Reproduce every entry exactly and leave its pictures out.

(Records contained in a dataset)
========================
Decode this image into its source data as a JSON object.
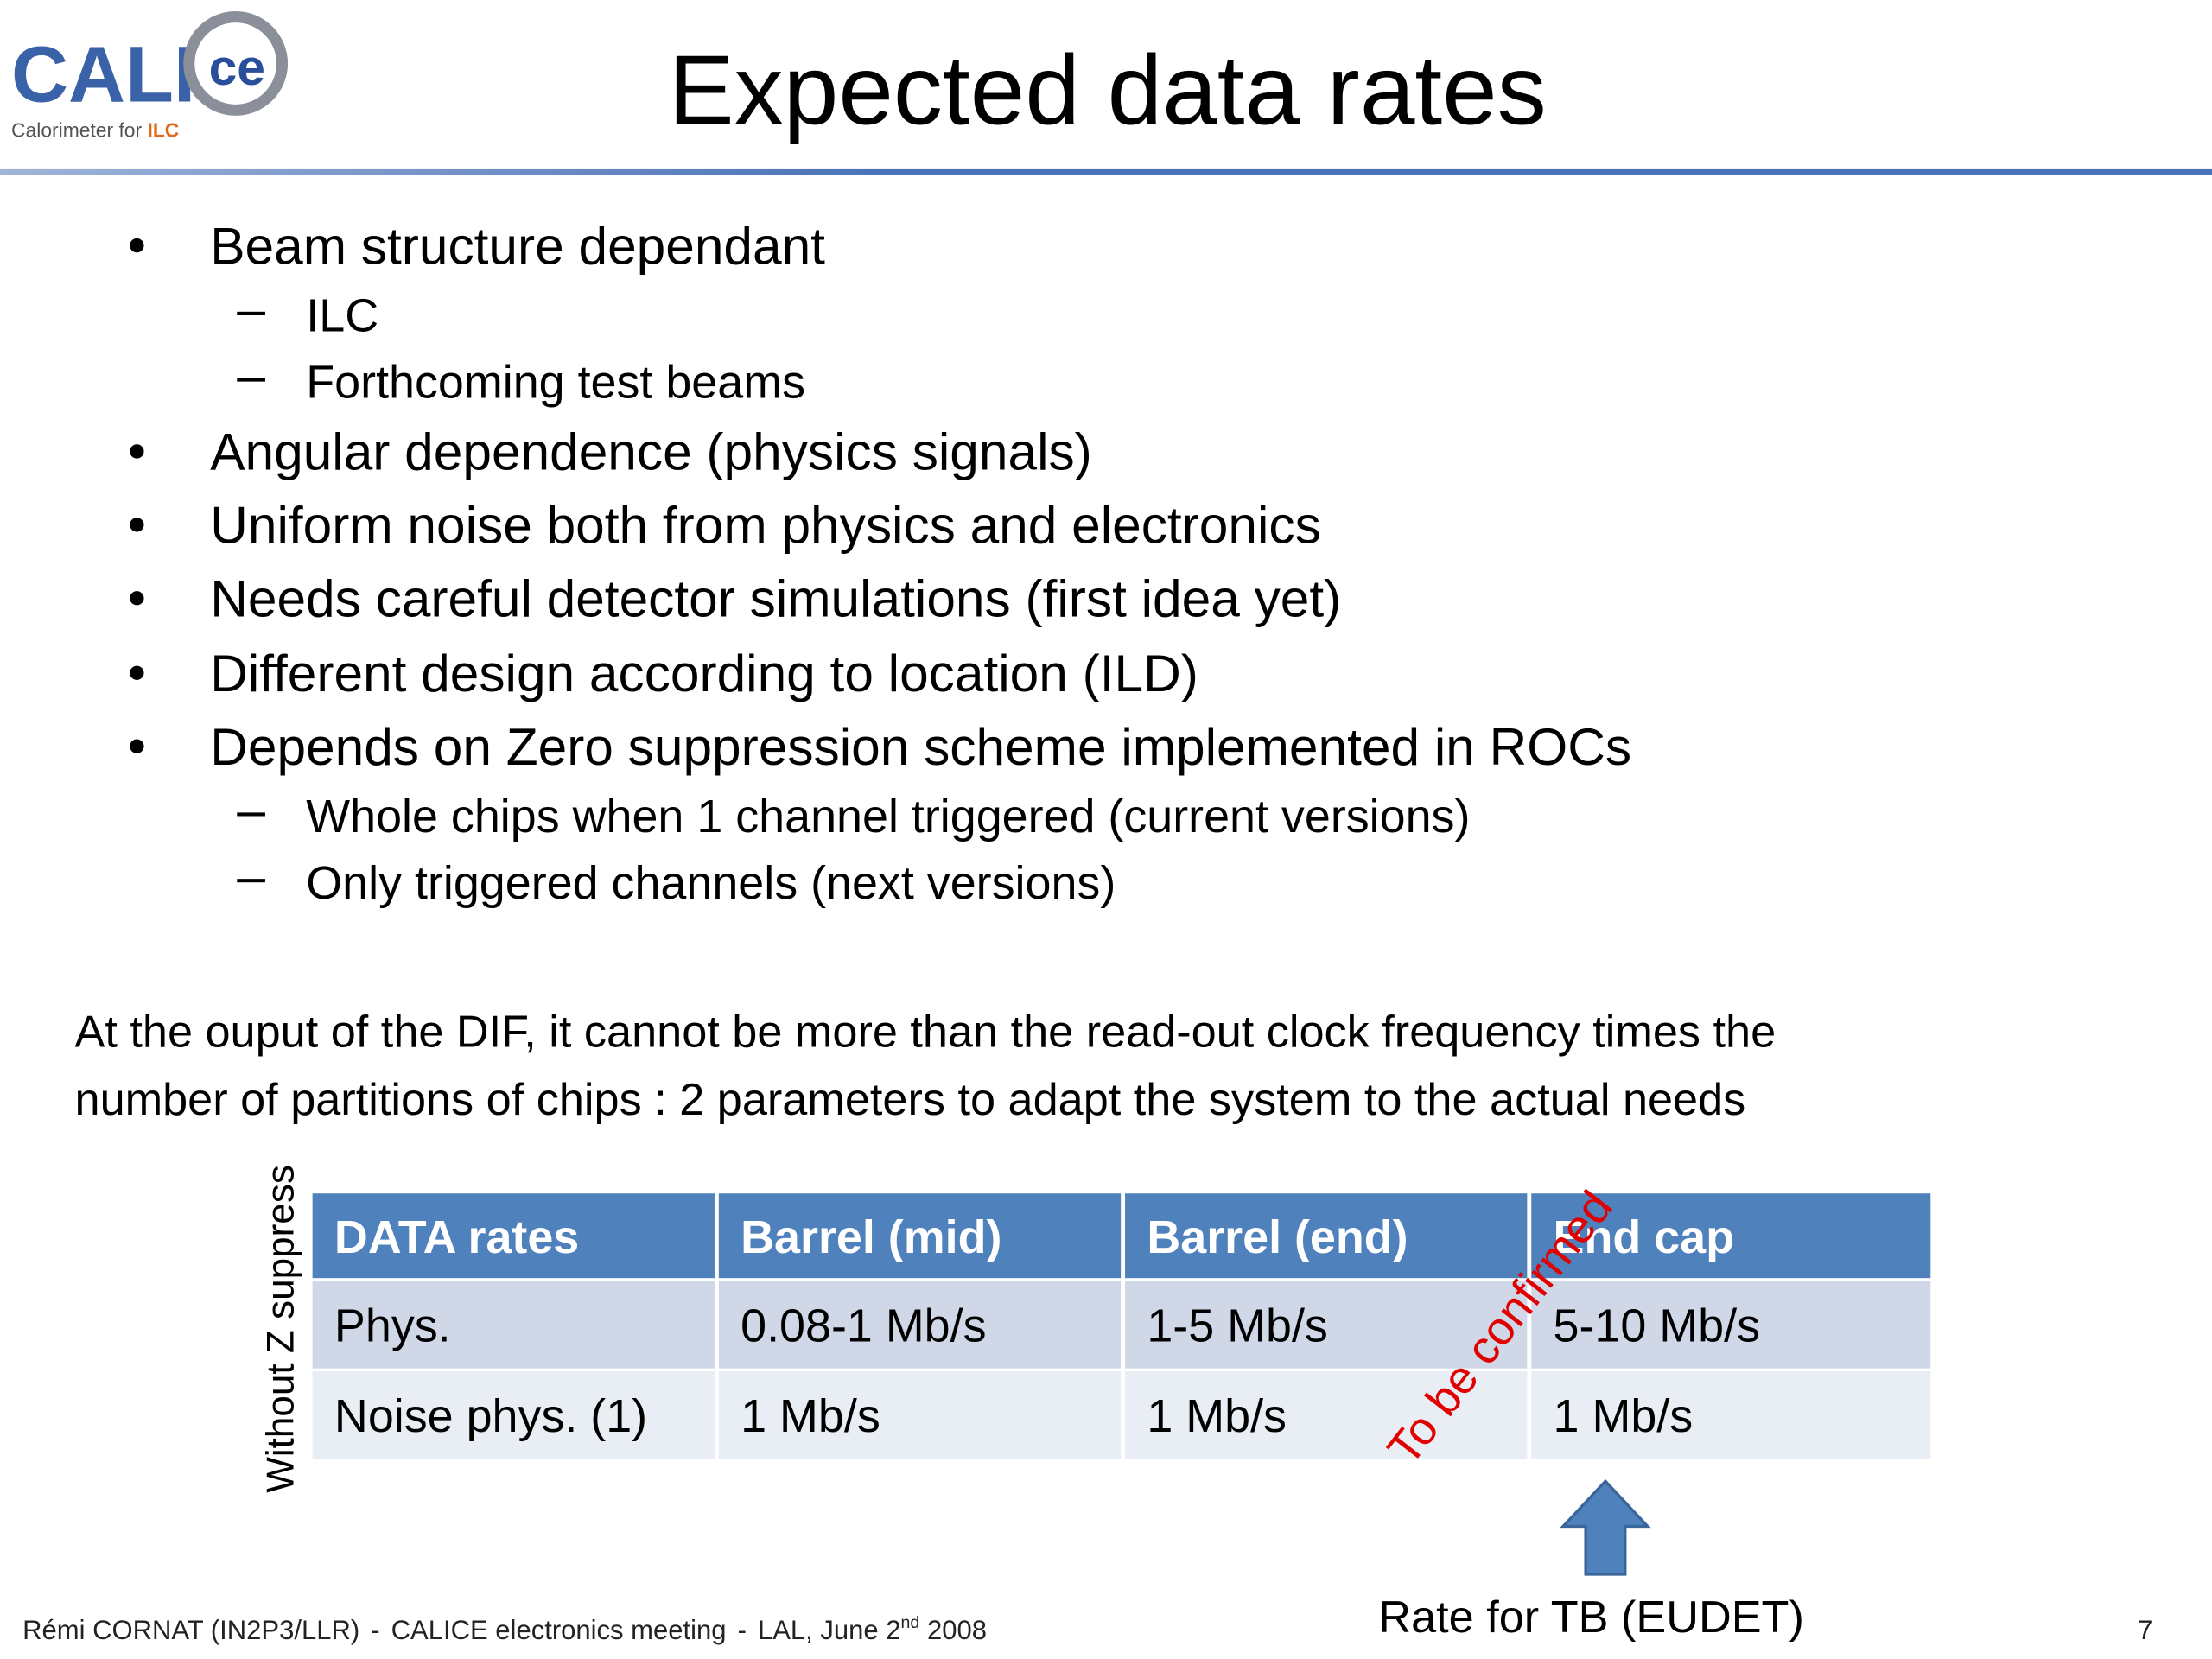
{
  "logo": {
    "letters": "CALI",
    "circle": "ce",
    "tagline": "Calorimeter for ",
    "tagline_highlight": "ILC"
  },
  "header": {
    "title": "Expected data rates"
  },
  "bullets": [
    {
      "text": "Beam structure dependant",
      "subitems": [
        "ILC",
        "Forthcoming test beams"
      ]
    },
    {
      "text": "Angular dependence (physics signals)",
      "subitems": []
    },
    {
      "text": "Uniform noise both from physics and electronics",
      "subitems": []
    },
    {
      "text": "Needs careful detector simulations (first idea yet)",
      "subitems": []
    },
    {
      "text": "Different design according to location (ILD)",
      "subitems": []
    },
    {
      "text": "Depends on Zero suppression scheme implemented in ROCs",
      "subitems": [
        "Whole chips when 1 channel triggered (current versions)",
        "Only triggered channels (next versions)"
      ]
    }
  ],
  "paragraph": [
    "At the ouput of the DIF, it cannot be more than  the read-out clock frequency times the",
    "number of partitions of chips : 2 parameters to adapt the system to the actual needs"
  ],
  "table": {
    "side_label": "Without Z suppress",
    "header": [
      "DATA rates",
      "Barrel (mid)",
      "Barrel (end)",
      "End cap"
    ],
    "rows": [
      [
        "Phys.",
        "0.08-1 Mb/s",
        "1-5 Mb/s",
        "5-10 Mb/s"
      ],
      [
        "Noise phys. (1)",
        "1 Mb/s",
        "1 Mb/s",
        "1 Mb/s"
      ]
    ],
    "annotation": "To be confirmed",
    "arrow_label": "Rate for TB (EUDET)"
  },
  "footer": {
    "author": "Rémi CORNAT (IN2P3/LLR)",
    "sep1": "-",
    "meeting": "CALICE electronics meeting",
    "sep2": "-",
    "place": "LAL, June 2",
    "superscript": "nd",
    "year": " 2008",
    "page": "7"
  }
}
========================
- _SOLUTION FOR THIS EXERCISE_:
Decode this image into its source data as a JSON object.
{
  "logo": {
    "letters": "CALI",
    "circle": "ce",
    "tagline": "Calorimeter for ",
    "tagline_highlight": "ILC"
  },
  "header": {
    "title": "Expected data rates"
  },
  "bullets": [
    {
      "text": "Beam structure dependant",
      "subitems": [
        "ILC",
        "Forthcoming test beams"
      ]
    },
    {
      "text": "Angular dependence (physics signals)",
      "subitems": []
    },
    {
      "text": "Uniform noise both from physics and electronics",
      "subitems": []
    },
    {
      "text": "Needs careful detector simulations (first idea yet)",
      "subitems": []
    },
    {
      "text": "Different design according to location (ILD)",
      "subitems": []
    },
    {
      "text": "Depends on Zero suppression scheme implemented in ROCs",
      "subitems": [
        "Whole chips when 1 channel triggered (current versions)",
        "Only triggered channels (next versions)"
      ]
    }
  ],
  "paragraph": [
    "At the ouput of the DIF, it cannot be more than  the read-out clock frequency times the",
    "number of partitions of chips : 2 parameters to adapt the system to the actual needs"
  ],
  "table": {
    "side_label": "Without Z suppress",
    "header": [
      "DATA rates",
      "Barrel (mid)",
      "Barrel (end)",
      "End cap"
    ],
    "rows": [
      [
        "Phys.",
        "0.08-1 Mb/s",
        "1-5 Mb/s",
        "5-10 Mb/s"
      ],
      [
        "Noise phys. (1)",
        "1 Mb/s",
        "1 Mb/s",
        "1 Mb/s"
      ]
    ],
    "annotation": "To be confirmed",
    "arrow_label": "Rate for TB (EUDET)"
  },
  "footer": {
    "author": "Rémi CORNAT (IN2P3/LLR)",
    "sep1": "-",
    "meeting": "CALICE electronics meeting",
    "sep2": "-",
    "place": "LAL, June 2",
    "superscript": "nd",
    "year": " 2008",
    "page": "7"
  }
}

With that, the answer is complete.